— Start of Input for this task —

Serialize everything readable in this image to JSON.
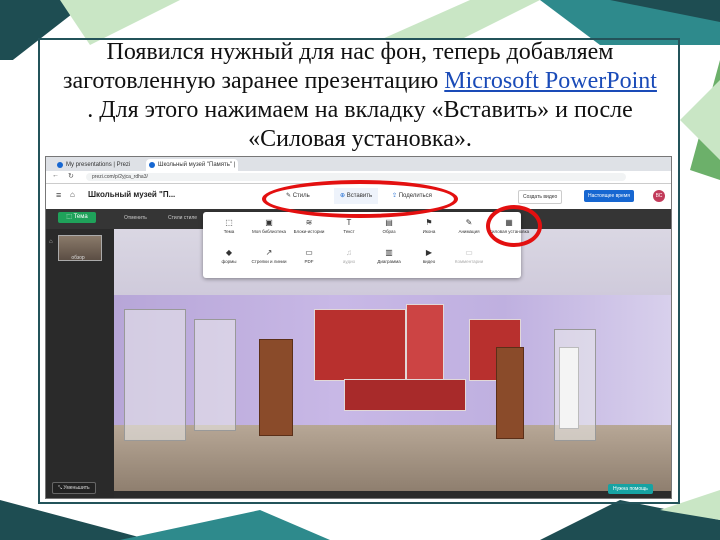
{
  "slide": {
    "text_before": "Появился нужный для нас фон, теперь добавляем заготовленную заранее презентацию ",
    "link_text": "Microsoft PowerPoint ",
    "text_after": ". Для этого нажимаем на вкладку «Вставить» и после «Силовая установка»."
  },
  "browser": {
    "tabs": [
      "My presentations | Prezi",
      "Школьный музей \"Память\" | Pr..."
    ],
    "url": "prezi.com/p/2yjca_rdha3/"
  },
  "app": {
    "title": "Школьный музей \"П...",
    "top_tabs": {
      "style": "Стиль",
      "insert": "Вставить",
      "share": "Поделиться"
    },
    "create_video": "Создать видео",
    "present": "Настоящее время",
    "avatar": "ВС"
  },
  "toolbar": {
    "theme": "Тема",
    "undo": "Отменить",
    "redo": "Стили стиле"
  },
  "thumbnail_label": "обзор",
  "insert_menu": {
    "row1": [
      {
        "icon": "⬚",
        "label": "Тема"
      },
      {
        "icon": "▣",
        "label": "Моя библиотека"
      },
      {
        "icon": "≋",
        "label": "Блоки-истории"
      },
      {
        "icon": "T",
        "label": "Текст"
      },
      {
        "icon": "▤",
        "label": "Образ"
      },
      {
        "icon": "⚑",
        "label": "Икона"
      },
      {
        "icon": "✎",
        "label": "Анимация"
      },
      {
        "icon": "▦",
        "label": "Силовая установка"
      }
    ],
    "row2": [
      {
        "icon": "◆",
        "label": "формы"
      },
      {
        "icon": "↗",
        "label": "Стрелки и линии"
      },
      {
        "icon": "▭",
        "label": "PDF"
      },
      {
        "icon": "♫",
        "label": "аудио"
      },
      {
        "icon": "▥",
        "label": "Диаграмма"
      },
      {
        "icon": "▶",
        "label": "видео"
      },
      {
        "icon": "▭",
        "label": "Комментарии"
      }
    ]
  },
  "bottom": {
    "zoom_out": "Уменьшить",
    "help": "Нужна помощь"
  },
  "colors": {
    "accent_red": "#e31010",
    "prezi_blue": "#1767d1",
    "theme_green": "#1fa25a",
    "frame": "#23535a"
  }
}
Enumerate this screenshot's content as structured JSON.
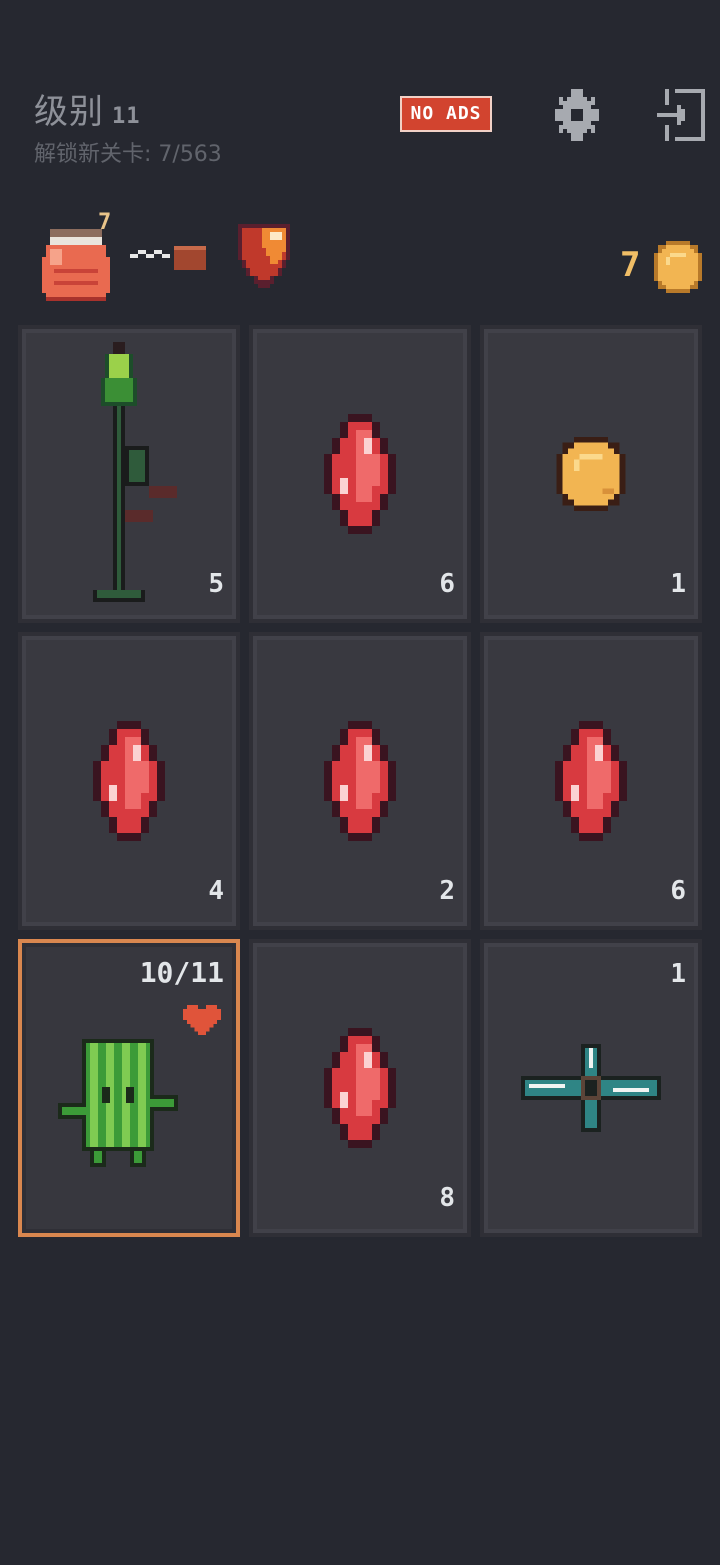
{
  "header": {
    "level_label": "级别",
    "level_value": "11",
    "unlock_text": "解锁新关卡: 7/563",
    "no_ads_label": "NO ADS"
  },
  "status": {
    "potion_count": "7",
    "coins": "7",
    "icons": [
      "potion-icon",
      "rope-icon",
      "shield-icon",
      "coin-icon"
    ]
  },
  "grid": {
    "cards": [
      {
        "item": "spear",
        "count": "5"
      },
      {
        "item": "red-gem",
        "count": "6"
      },
      {
        "item": "coin",
        "count": "1"
      },
      {
        "item": "red-gem",
        "count": "4"
      },
      {
        "item": "red-gem",
        "count": "2"
      },
      {
        "item": "red-gem",
        "count": "6"
      },
      {
        "item": "cactus-hero",
        "hp": "10/11",
        "selected": true
      },
      {
        "item": "red-gem",
        "count": "8"
      },
      {
        "item": "shuriken",
        "count": "1"
      }
    ]
  },
  "colors": {
    "background": "#262830",
    "card": "#393940",
    "selected_border": "#d9874f",
    "no_ads_bg": "#d2442f",
    "coin": "#f0be66"
  }
}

— End of Input for this task —

▶ Written problem
Using the records above, find and show each line with the string "Школьный".

▶ Response
      "Школьный музей \"Память\" | Pr..."
    "title": "Школьный музей \"П...",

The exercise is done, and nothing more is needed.